Exercise input

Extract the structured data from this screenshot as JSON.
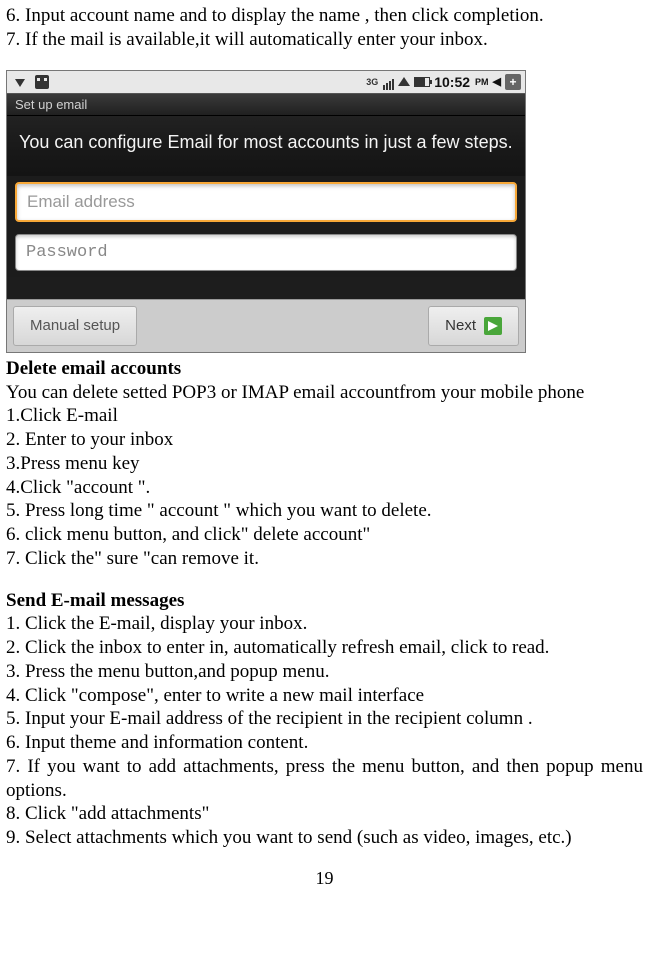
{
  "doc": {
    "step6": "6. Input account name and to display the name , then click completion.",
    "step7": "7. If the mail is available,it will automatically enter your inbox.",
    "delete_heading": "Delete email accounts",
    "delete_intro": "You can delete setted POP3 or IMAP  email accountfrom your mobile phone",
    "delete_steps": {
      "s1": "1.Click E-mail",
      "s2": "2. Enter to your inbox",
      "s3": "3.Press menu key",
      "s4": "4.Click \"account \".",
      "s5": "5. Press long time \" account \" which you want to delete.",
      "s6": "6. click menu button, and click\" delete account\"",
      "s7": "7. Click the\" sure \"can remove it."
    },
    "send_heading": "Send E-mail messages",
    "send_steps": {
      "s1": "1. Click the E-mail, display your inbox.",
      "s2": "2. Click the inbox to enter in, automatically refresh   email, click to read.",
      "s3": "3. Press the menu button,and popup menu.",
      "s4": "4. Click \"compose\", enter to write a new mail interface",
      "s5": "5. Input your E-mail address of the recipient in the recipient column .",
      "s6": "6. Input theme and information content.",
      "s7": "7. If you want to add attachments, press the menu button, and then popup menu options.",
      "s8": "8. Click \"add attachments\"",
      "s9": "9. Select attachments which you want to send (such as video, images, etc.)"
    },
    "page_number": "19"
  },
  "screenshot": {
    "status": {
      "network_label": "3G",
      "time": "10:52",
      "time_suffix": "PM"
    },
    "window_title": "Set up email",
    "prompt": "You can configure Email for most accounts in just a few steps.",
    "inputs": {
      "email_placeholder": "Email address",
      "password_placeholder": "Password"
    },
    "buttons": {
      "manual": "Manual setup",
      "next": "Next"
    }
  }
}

Problem to work on
Counting only lines of the data above that hold "which", report the total and nothing else.

Final result
2